Your goal:
Exactly repeat the material, dropping only the pictures.
──────
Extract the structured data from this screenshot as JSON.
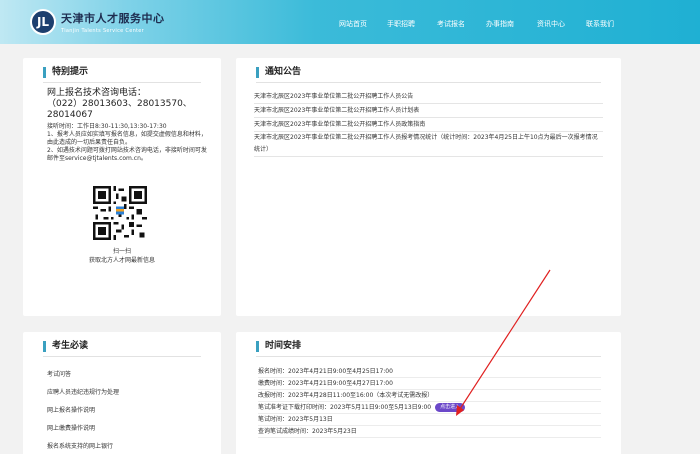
{
  "header": {
    "logo_text": "JL",
    "site_name_cn": "天津市人才服务中心",
    "site_name_en": "Tianjin Talents Service Center",
    "nav": [
      "网站首页",
      "手职招聘",
      "考试报名",
      "办事指南",
      "资讯中心",
      "联系我们"
    ]
  },
  "tips": {
    "title": "特别提示",
    "hotline_label": "网上报名技术咨询电话：",
    "hotline_numbers": "（022）28013603、28013570、28014067",
    "hours": "接听时间：工作日8:30-11:30,13:30-17:30",
    "line1": "1、报考人员应如实填写报名信息，如提交虚假信息和材料，由此造成的一切后果责任自负。",
    "line2": "2、如遇技术问题可拨打网站技术咨询电话，非接听时间可发邮件至service@tjtalents.com.cn。",
    "qr_caption1": "扫一扫",
    "qr_caption2": "获取北方人才网最新信息"
  },
  "notices": {
    "title": "通知公告",
    "items": [
      "天津市北辰区2023年事业单位第二批公开招聘工作人员公告",
      "天津市北辰区2023年事业单位第二批公开招聘工作人员计划表",
      "天津市北辰区2023年事业单位第二批公开招聘工作人员政策指南",
      "天津市北辰区2023年事业单位第二批公开招聘工作人员报考情况统计（统计时间：2023年4月25日上午10点为最后一次报考情况统计）"
    ]
  },
  "must_read": {
    "title": "考生必读",
    "items": [
      "考试问答",
      "应聘人员违纪违规行为处理",
      "网上报名操作说明",
      "网上缴费操作说明",
      "报名系统支持的网上银行"
    ]
  },
  "schedule": {
    "title": "时间安排",
    "items": [
      "报名时间：2023年4月21日9:00至4月25日17:00",
      "缴费时间：2023年4月21日9:00至4月27日17:00",
      "改报时间：2023年4月28日11:00至16:00（本次考试无需改报）",
      "笔试准考证下载打印时间：2023年5月11日9:00至5月13日9:00",
      "笔试时间：2023年5月13日",
      "查询笔试成绩时间：2023年5月23日"
    ],
    "enter_button": "点击进入"
  },
  "colors": {
    "header_gradient_end": "#1fb0d3",
    "title_accent": "#3aa0c0",
    "enter_button": "#6b48c9",
    "annotation_arrow": "#e02020"
  }
}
──────
Answer to this task:
Extract the structured data from this screenshot as JSON.
{
  "header": {
    "logo_text": "JL",
    "site_name_cn": "天津市人才服务中心",
    "site_name_en": "Tianjin Talents Service Center",
    "nav": [
      "网站首页",
      "手职招聘",
      "考试报名",
      "办事指南",
      "资讯中心",
      "联系我们"
    ]
  },
  "tips": {
    "title": "特别提示",
    "hotline_label": "网上报名技术咨询电话：",
    "hotline_numbers": "（022）28013603、28013570、28014067",
    "hours": "接听时间：工作日8:30-11:30,13:30-17:30",
    "line1": "1、报考人员应如实填写报名信息，如提交虚假信息和材料，由此造成的一切后果责任自负。",
    "line2": "2、如遇技术问题可拨打网站技术咨询电话，非接听时间可发邮件至service@tjtalents.com.cn。",
    "qr_caption1": "扫一扫",
    "qr_caption2": "获取北方人才网最新信息"
  },
  "notices": {
    "title": "通知公告",
    "items": [
      "天津市北辰区2023年事业单位第二批公开招聘工作人员公告",
      "天津市北辰区2023年事业单位第二批公开招聘工作人员计划表",
      "天津市北辰区2023年事业单位第二批公开招聘工作人员政策指南",
      "天津市北辰区2023年事业单位第二批公开招聘工作人员报考情况统计（统计时间：2023年4月25日上午10点为最后一次报考情况统计）"
    ]
  },
  "must_read": {
    "title": "考生必读",
    "items": [
      "考试问答",
      "应聘人员违纪违规行为处理",
      "网上报名操作说明",
      "网上缴费操作说明",
      "报名系统支持的网上银行"
    ]
  },
  "schedule": {
    "title": "时间安排",
    "items": [
      "报名时间：2023年4月21日9:00至4月25日17:00",
      "缴费时间：2023年4月21日9:00至4月27日17:00",
      "改报时间：2023年4月28日11:00至16:00（本次考试无需改报）",
      "笔试准考证下载打印时间：2023年5月11日9:00至5月13日9:00",
      "笔试时间：2023年5月13日",
      "查询笔试成绩时间：2023年5月23日"
    ],
    "enter_button": "点击进入"
  },
  "colors": {
    "header_gradient_end": "#1fb0d3",
    "title_accent": "#3aa0c0",
    "enter_button": "#6b48c9",
    "annotation_arrow": "#e02020"
  }
}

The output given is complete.